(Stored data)
──────────────────────────────
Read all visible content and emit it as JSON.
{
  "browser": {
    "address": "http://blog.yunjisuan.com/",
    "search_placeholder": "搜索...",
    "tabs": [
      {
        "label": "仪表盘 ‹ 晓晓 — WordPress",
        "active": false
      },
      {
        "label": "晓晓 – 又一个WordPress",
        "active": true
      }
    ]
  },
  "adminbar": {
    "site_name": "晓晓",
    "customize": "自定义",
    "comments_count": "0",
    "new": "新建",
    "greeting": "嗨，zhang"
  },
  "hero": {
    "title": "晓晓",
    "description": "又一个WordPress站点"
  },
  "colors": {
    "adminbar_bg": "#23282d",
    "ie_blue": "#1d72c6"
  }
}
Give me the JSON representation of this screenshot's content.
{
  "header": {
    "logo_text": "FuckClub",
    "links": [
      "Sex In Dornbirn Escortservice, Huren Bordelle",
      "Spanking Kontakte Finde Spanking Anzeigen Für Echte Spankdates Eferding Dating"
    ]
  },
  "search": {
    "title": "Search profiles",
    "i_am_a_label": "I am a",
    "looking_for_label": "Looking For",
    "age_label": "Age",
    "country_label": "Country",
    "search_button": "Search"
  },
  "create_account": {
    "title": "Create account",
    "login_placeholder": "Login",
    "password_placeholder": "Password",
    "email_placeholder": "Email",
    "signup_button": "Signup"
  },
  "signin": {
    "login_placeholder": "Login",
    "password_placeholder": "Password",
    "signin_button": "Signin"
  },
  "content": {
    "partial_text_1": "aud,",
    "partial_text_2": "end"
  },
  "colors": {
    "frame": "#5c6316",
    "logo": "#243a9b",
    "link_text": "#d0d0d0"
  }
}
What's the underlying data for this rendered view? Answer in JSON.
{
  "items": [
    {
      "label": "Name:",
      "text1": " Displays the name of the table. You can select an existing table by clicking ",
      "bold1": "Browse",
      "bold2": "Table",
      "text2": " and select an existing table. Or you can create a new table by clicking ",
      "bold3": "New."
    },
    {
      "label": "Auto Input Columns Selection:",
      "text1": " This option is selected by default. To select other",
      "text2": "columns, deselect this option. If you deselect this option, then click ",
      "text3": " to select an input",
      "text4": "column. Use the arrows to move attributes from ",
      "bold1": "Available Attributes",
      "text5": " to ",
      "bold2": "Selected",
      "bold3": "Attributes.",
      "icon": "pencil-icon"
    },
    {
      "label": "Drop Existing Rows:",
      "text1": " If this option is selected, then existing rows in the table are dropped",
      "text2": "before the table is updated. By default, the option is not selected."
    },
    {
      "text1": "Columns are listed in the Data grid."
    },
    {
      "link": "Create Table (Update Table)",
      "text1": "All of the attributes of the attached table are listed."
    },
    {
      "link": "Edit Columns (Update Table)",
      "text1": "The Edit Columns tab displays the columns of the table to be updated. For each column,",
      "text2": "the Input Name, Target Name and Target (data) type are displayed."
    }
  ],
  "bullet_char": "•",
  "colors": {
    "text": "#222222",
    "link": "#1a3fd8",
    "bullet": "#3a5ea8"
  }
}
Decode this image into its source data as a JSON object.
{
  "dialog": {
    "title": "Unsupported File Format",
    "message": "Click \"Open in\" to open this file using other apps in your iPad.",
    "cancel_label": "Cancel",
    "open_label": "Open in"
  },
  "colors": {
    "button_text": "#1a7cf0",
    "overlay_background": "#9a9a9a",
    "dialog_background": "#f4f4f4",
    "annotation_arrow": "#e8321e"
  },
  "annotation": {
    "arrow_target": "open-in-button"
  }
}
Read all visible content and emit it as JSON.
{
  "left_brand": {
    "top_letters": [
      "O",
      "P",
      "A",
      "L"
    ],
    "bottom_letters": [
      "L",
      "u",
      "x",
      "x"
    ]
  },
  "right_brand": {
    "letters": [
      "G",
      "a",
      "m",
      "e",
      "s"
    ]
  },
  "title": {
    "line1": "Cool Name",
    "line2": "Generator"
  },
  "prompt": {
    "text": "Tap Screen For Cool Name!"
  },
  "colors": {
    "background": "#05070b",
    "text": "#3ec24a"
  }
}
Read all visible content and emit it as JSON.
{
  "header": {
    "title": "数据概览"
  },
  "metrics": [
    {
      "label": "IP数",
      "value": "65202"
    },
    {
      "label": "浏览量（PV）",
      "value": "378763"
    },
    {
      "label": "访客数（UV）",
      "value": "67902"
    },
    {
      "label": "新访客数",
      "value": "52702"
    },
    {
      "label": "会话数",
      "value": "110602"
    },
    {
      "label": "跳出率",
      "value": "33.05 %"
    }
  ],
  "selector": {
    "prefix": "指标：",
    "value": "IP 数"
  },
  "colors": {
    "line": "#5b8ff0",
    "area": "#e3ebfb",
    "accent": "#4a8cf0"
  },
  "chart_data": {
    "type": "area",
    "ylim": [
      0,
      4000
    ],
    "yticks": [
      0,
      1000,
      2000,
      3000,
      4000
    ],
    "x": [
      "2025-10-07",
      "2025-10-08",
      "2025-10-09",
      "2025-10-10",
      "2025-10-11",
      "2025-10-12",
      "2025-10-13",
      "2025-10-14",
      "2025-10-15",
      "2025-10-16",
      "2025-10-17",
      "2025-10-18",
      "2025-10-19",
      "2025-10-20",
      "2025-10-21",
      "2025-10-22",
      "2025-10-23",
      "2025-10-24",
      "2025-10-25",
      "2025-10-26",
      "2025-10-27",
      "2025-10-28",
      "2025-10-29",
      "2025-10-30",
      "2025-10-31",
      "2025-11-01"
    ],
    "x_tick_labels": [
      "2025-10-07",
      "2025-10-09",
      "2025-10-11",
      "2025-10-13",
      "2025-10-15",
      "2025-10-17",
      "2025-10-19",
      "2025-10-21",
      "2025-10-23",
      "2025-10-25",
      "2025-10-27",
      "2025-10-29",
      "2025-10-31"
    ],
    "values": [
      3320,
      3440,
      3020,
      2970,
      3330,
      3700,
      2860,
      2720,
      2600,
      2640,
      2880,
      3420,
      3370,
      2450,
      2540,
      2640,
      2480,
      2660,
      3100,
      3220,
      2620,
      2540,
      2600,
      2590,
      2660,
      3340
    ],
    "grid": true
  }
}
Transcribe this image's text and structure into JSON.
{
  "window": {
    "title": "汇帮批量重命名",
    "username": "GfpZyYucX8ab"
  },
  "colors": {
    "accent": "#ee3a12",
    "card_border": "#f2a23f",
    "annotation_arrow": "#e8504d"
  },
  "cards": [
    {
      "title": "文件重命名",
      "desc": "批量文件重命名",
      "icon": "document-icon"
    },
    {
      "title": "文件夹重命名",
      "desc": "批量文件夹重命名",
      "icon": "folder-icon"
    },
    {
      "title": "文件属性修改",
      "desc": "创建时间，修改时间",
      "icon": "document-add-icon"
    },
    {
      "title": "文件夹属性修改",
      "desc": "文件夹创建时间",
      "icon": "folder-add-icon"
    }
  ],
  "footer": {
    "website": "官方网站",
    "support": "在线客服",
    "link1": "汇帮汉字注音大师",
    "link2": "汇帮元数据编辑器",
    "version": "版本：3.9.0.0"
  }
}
──────────────────────────────
-- WRITTEN TASK --
Write out all of the records once more, exactly.

-- FINISHED TASK --
Read all visible content and emit it as JSON.
{
  "browser": {
    "address": "http://blog.yunjisuan.com/",
    "search_placeholder": "搜索...",
    "tabs": [
      {
        "label": "仪表盘 ‹ 晓晓 — WordPress",
        "active": false
      },
      {
        "label": "晓晓 – 又一个WordPress",
        "active": true
      }
    ]
  },
  "adminbar": {
    "site_name": "晓晓",
    "customize": "自定义",
    "comments_count": "0",
    "new": "新建",
    "greeting": "嗨，zhang"
  },
  "hero": {
    "title": "晓晓",
    "description": "又一个WordPress站点"
  },
  "colors": {
    "adminbar_bg": "#23282d",
    "ie_blue": "#1d72c6"
  }
}
Give me the JSON representation of this screenshot's content.
{
  "header": {
    "logo_text": "FuckClub",
    "links": [
      "Sex In Dornbirn Escortservice, Huren Bordelle",
      "Spanking Kontakte Finde Spanking Anzeigen Für Echte Spankdates Eferding Dating"
    ]
  },
  "search": {
    "title": "Search profiles",
    "i_am_a_label": "I am a",
    "looking_for_label": "Looking For",
    "age_label": "Age",
    "country_label": "Country",
    "search_button": "Search"
  },
  "create_account": {
    "title": "Create account",
    "login_placeholder": "Login",
    "password_placeholder": "Password",
    "email_placeholder": "Email",
    "signup_button": "Signup"
  },
  "signin": {
    "login_placeholder": "Login",
    "password_placeholder": "Password",
    "signin_button": "Signin"
  },
  "content": {
    "partial_text_1": "aud,",
    "partial_text_2": "end"
  },
  "colors": {
    "frame": "#5c6316",
    "logo": "#243a9b",
    "link_text": "#d0d0d0"
  }
}
What's the underlying data for this rendered view? Answer in JSON.
{
  "items": [
    {
      "label": "Name:",
      "text1": " Displays the name of the table. You can select an existing table by clicking ",
      "bold1": "Browse",
      "bold2": "Table",
      "text2": " and select an existing table. Or you can create a new table by clicking ",
      "bold3": "New."
    },
    {
      "label": "Auto Input Columns Selection:",
      "text1": " This option is selected by default. To select other",
      "text2": "columns, deselect this option. If you deselect this option, then click ",
      "text3": " to select an input",
      "text4": "column. Use the arrows to move attributes from ",
      "bold1": "Available Attributes",
      "text5": " to ",
      "bold2": "Selected",
      "bold3": "Attributes.",
      "icon": "pencil-icon"
    },
    {
      "label": "Drop Existing Rows:",
      "text1": " If this option is selected, then existing rows in the table are dropped",
      "text2": "before the table is updated. By default, the option is not selected."
    },
    {
      "text1": "Columns are listed in the Data grid."
    },
    {
      "link": "Create Table (Update Table)",
      "text1": "All of the attributes of the attached table are listed."
    },
    {
      "link": "Edit Columns (Update Table)",
      "text1": "The Edit Columns tab displays the columns of the table to be updated. For each column,",
      "text2": "the Input Name, Target Name and Target (data) type are displayed."
    }
  ],
  "bullet_char": "•",
  "colors": {
    "text": "#222222",
    "link": "#1a3fd8",
    "bullet": "#3a5ea8"
  }
}
Decode this image into its source data as a JSON object.
{
  "dialog": {
    "title": "Unsupported File Format",
    "message": "Click \"Open in\" to open this file using other apps in your iPad.",
    "cancel_label": "Cancel",
    "open_label": "Open in"
  },
  "colors": {
    "button_text": "#1a7cf0",
    "overlay_background": "#9a9a9a",
    "dialog_background": "#f4f4f4",
    "annotation_arrow": "#e8321e"
  },
  "annotation": {
    "arrow_target": "open-in-button"
  }
}
Read all visible content and emit it as JSON.
{
  "left_brand": {
    "top_letters": [
      "O",
      "P",
      "A",
      "L"
    ],
    "bottom_letters": [
      "L",
      "u",
      "x",
      "x"
    ]
  },
  "right_brand": {
    "letters": [
      "G",
      "a",
      "m",
      "e",
      "s"
    ]
  },
  "title": {
    "line1": "Cool Name",
    "line2": "Generator"
  },
  "prompt": {
    "text": "Tap Screen For Cool Name!"
  },
  "colors": {
    "background": "#05070b",
    "text": "#3ec24a"
  }
}
Read all visible content and emit it as JSON.
{
  "header": {
    "title": "数据概览"
  },
  "metrics": [
    {
      "label": "IP数",
      "value": "65202"
    },
    {
      "label": "浏览量（PV）",
      "value": "378763"
    },
    {
      "label": "访客数（UV）",
      "value": "67902"
    },
    {
      "label": "新访客数",
      "value": "52702"
    },
    {
      "label": "会话数",
      "value": "110602"
    },
    {
      "label": "跳出率",
      "value": "33.05 %"
    }
  ],
  "selector": {
    "prefix": "指标：",
    "value": "IP 数"
  },
  "colors": {
    "line": "#5b8ff0",
    "area": "#e3ebfb",
    "accent": "#4a8cf0"
  },
  "chart_data": {
    "type": "area",
    "ylim": [
      0,
      4000
    ],
    "yticks": [
      0,
      1000,
      2000,
      3000,
      4000
    ],
    "x": [
      "2025-10-07",
      "2025-10-08",
      "2025-10-09",
      "2025-10-10",
      "2025-10-11",
      "2025-10-12",
      "2025-10-13",
      "2025-10-14",
      "2025-10-15",
      "2025-10-16",
      "2025-10-17",
      "2025-10-18",
      "2025-10-19",
      "2025-10-20",
      "2025-10-21",
      "2025-10-22",
      "2025-10-23",
      "2025-10-24",
      "2025-10-25",
      "2025-10-26",
      "2025-10-27",
      "2025-10-28",
      "2025-10-29",
      "2025-10-30",
      "2025-10-31",
      "2025-11-01"
    ],
    "x_tick_labels": [
      "2025-10-07",
      "2025-10-09",
      "2025-10-11",
      "2025-10-13",
      "2025-10-15",
      "2025-10-17",
      "2025-10-19",
      "2025-10-21",
      "2025-10-23",
      "2025-10-25",
      "2025-10-27",
      "2025-10-29",
      "2025-10-31"
    ],
    "values": [
      3320,
      3440,
      3020,
      2970,
      3330,
      3700,
      2860,
      2720,
      2600,
      2640,
      2880,
      3420,
      3370,
      2450,
      2540,
      2640,
      2480,
      2660,
      3100,
      3220,
      2620,
      2540,
      2600,
      2590,
      2660,
      3340
    ],
    "grid": true
  }
}
Transcribe this image's text and structure into JSON.
{
  "window": {
    "title": "汇帮批量重命名",
    "username": "GfpZyYucX8ab"
  },
  "colors": {
    "accent": "#ee3a12",
    "card_border": "#f2a23f",
    "annotation_arrow": "#e8504d"
  },
  "cards": [
    {
      "title": "文件重命名",
      "desc": "批量文件重命名",
      "icon": "document-icon"
    },
    {
      "title": "文件夹重命名",
      "desc": "批量文件夹重命名",
      "icon": "folder-icon"
    },
    {
      "title": "文件属性修改",
      "desc": "创建时间，修改时间",
      "icon": "document-add-icon"
    },
    {
      "title": "文件夹属性修改",
      "desc": "文件夹创建时间",
      "icon": "folder-add-icon"
    }
  ],
  "footer": {
    "website": "官方网站",
    "support": "在线客服",
    "link1": "汇帮汉字注音大师",
    "link2": "汇帮元数据编辑器",
    "version": "版本：3.9.0.0"
  }
}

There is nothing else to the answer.